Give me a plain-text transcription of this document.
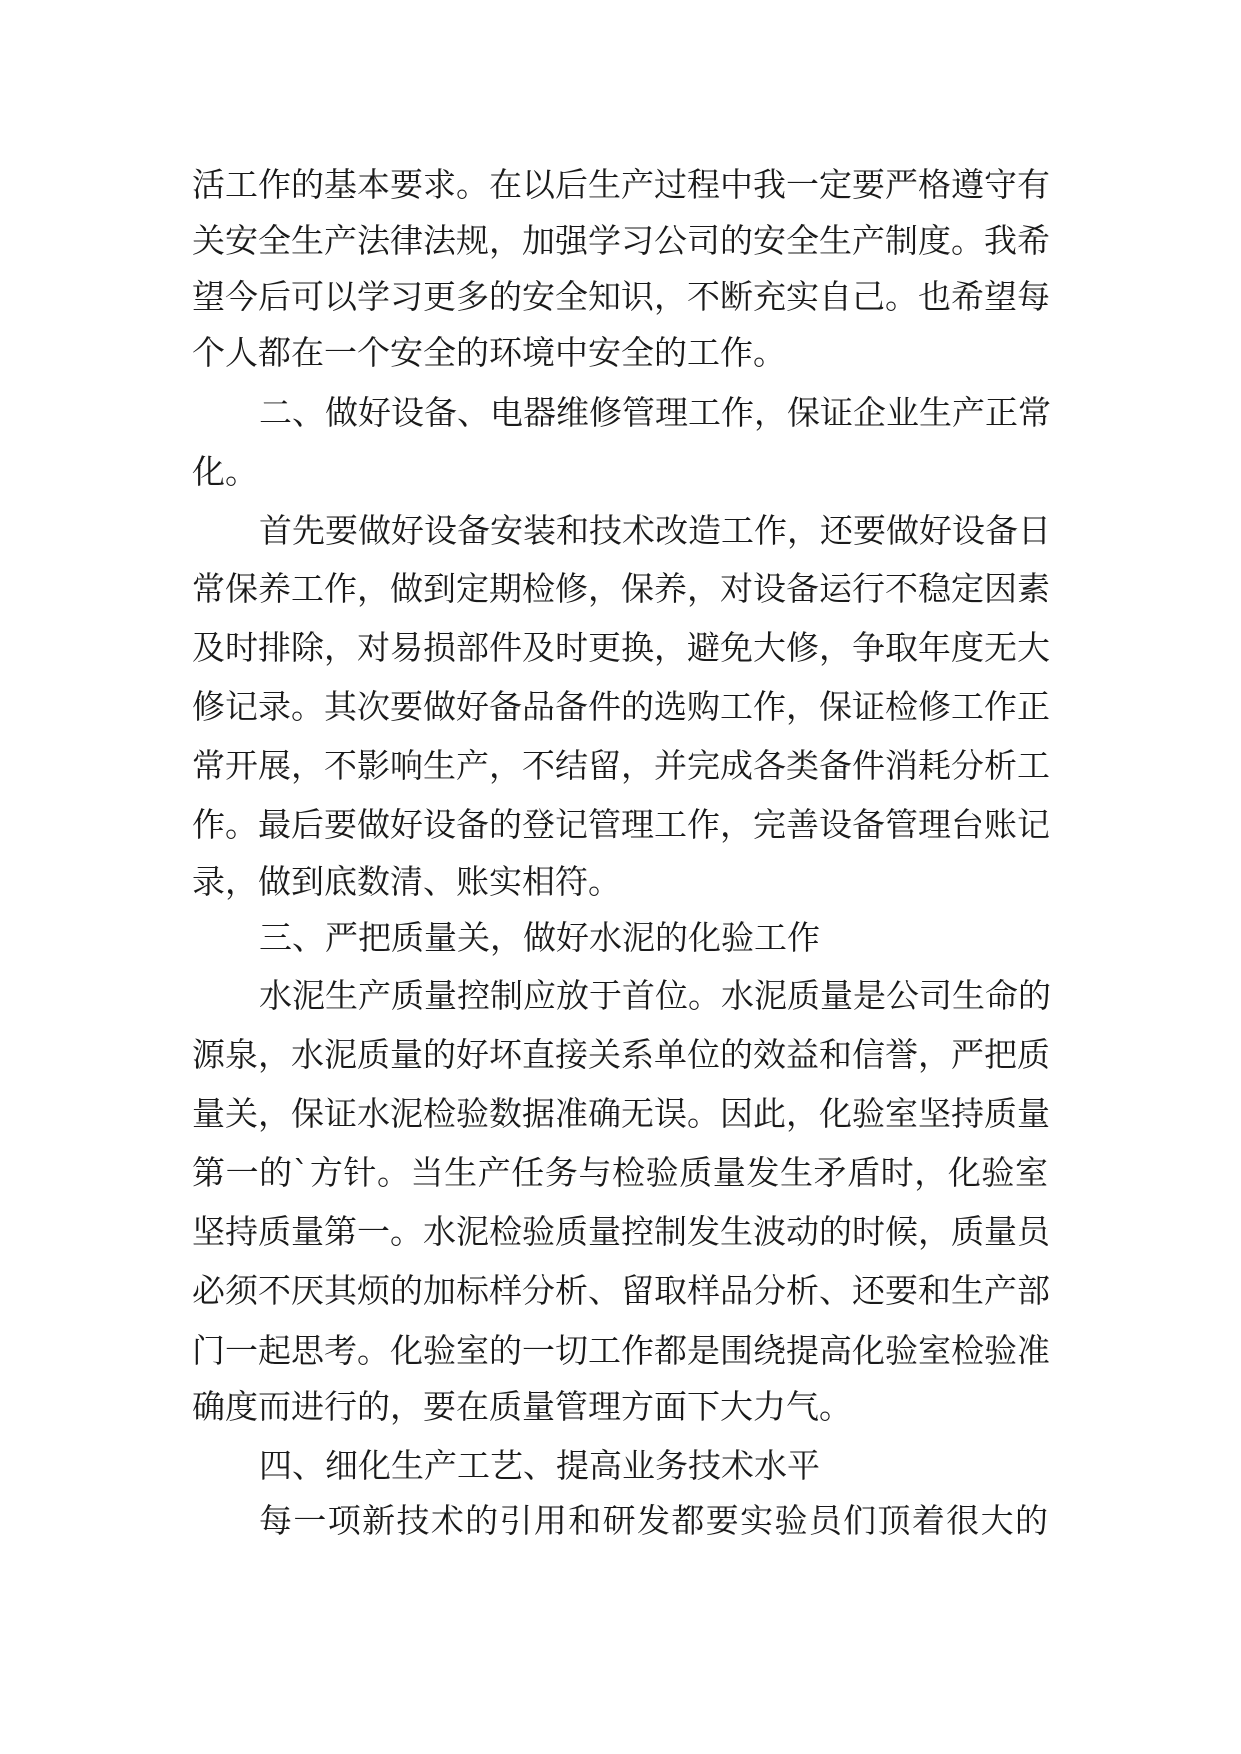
活工作的基本要求。在以后生产过程中我一定要严格遵守有
关安全生产法律法规，加强学习公司的安全生产制度。我希
望今后可以学习更多的安全知识，不断充实自己。也希望每
个人都在一个安全的环境中安全的工作。
二、做好设备、电器维修管理工作，保证企业生产正常
化。
首先要做好设备安装和技术改造工作，还要做好设备日
常保养工作，做到定期检修，保养，对设备运行不稳定因素
及时排除，对易损部件及时更换，避免大修，争取年度无大
修记录。其次要做好备品备件的选购工作，保证检修工作正
常开展，不影响生产，不结留，并完成各类备件消耗分析工
作。最后要做好设备的登记管理工作，完善设备管理台账记
录，做到底数清、账实相符。
三、严把质量关，做好水泥的化验工作
水泥生产质量控制应放于首位。水泥质量是公司生命的
源泉，水泥质量的好坏直接关系单位的效益和信誉，严把质
量关，保证水泥检验数据准确无误。因此，化验室坚持质量
第一的`方针。当生产任务与检验质量发生矛盾时，化验室
坚持质量第一。水泥检验质量控制发生波动的时候，质量员
必须不厌其烦的加标样分析、留取样品分析、还要和生产部
门一起思考。化验室的一切工作都是围绕提高化验室检验准
确度而进行的，要在质量管理方面下大力气。
四、细化生产工艺、提高业务技术水平
每一项新技术的引用和研发都要实验员们顶着很大的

**Problem to solve**
Reproduce each line word for word and drop the pictures.

**Result of the exercise**
Give me a plain-text transcription of this document.
活工作的基本要求。在以后生产过程中我一定要严格遵守有
关安全生产法律法规，加强学习公司的安全生产制度。我希
望今后可以学习更多的安全知识，不断充实自己。也希望每
个人都在一个安全的环境中安全的工作。
二、做好设备、电器维修管理工作，保证企业生产正常
化。
首先要做好设备安装和技术改造工作，还要做好设备日
常保养工作，做到定期检修，保养，对设备运行不稳定因素
及时排除，对易损部件及时更换，避免大修，争取年度无大
修记录。其次要做好备品备件的选购工作，保证检修工作正
常开展，不影响生产，不结留，并完成各类备件消耗分析工
作。最后要做好设备的登记管理工作，完善设备管理台账记
录，做到底数清、账实相符。
三、严把质量关，做好水泥的化验工作
水泥生产质量控制应放于首位。水泥质量是公司生命的
源泉，水泥质量的好坏直接关系单位的效益和信誉，严把质
量关，保证水泥检验数据准确无误。因此，化验室坚持质量
第一的`方针。当生产任务与检验质量发生矛盾时，化验室
坚持质量第一。水泥检验质量控制发生波动的时候，质量员
必须不厌其烦的加标样分析、留取样品分析、还要和生产部
门一起思考。化验室的一切工作都是围绕提高化验室检验准
确度而进行的，要在质量管理方面下大力气。
四、细化生产工艺、提高业务技术水平
每一项新技术的引用和研发都要实验员们顶着很大的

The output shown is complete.